- _Aim of the task_
Show each line of the material below that contains the word "value". Case counts.

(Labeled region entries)
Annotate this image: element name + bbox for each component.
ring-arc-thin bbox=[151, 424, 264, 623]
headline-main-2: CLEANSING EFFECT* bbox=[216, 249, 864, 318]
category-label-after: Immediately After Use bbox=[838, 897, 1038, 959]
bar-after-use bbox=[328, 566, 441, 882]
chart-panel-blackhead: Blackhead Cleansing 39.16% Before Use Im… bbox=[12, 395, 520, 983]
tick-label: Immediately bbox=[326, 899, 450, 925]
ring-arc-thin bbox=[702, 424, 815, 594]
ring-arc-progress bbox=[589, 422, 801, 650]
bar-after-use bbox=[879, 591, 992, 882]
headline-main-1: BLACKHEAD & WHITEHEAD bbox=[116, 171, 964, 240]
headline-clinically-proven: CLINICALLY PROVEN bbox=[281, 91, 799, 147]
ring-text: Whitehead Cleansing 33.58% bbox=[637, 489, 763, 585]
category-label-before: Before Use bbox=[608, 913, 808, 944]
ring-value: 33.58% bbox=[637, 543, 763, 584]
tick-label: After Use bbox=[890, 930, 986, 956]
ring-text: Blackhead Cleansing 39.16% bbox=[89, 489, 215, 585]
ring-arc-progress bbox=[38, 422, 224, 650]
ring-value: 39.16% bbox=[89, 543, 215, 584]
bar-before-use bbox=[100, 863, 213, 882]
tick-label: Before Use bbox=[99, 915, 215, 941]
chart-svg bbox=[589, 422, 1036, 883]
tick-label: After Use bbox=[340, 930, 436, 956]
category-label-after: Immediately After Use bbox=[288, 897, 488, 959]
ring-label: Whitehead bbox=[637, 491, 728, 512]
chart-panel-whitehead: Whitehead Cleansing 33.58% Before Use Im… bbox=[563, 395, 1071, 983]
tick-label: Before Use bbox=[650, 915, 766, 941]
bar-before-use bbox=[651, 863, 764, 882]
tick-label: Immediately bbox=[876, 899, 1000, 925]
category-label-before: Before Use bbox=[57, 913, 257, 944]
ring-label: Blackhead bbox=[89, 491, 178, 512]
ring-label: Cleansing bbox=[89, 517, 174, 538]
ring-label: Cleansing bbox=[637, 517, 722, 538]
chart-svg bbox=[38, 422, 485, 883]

- _Result for this task_
ring-value: 33.58% bbox=[637, 543, 763, 584]
ring-value: 39.16% bbox=[89, 543, 215, 584]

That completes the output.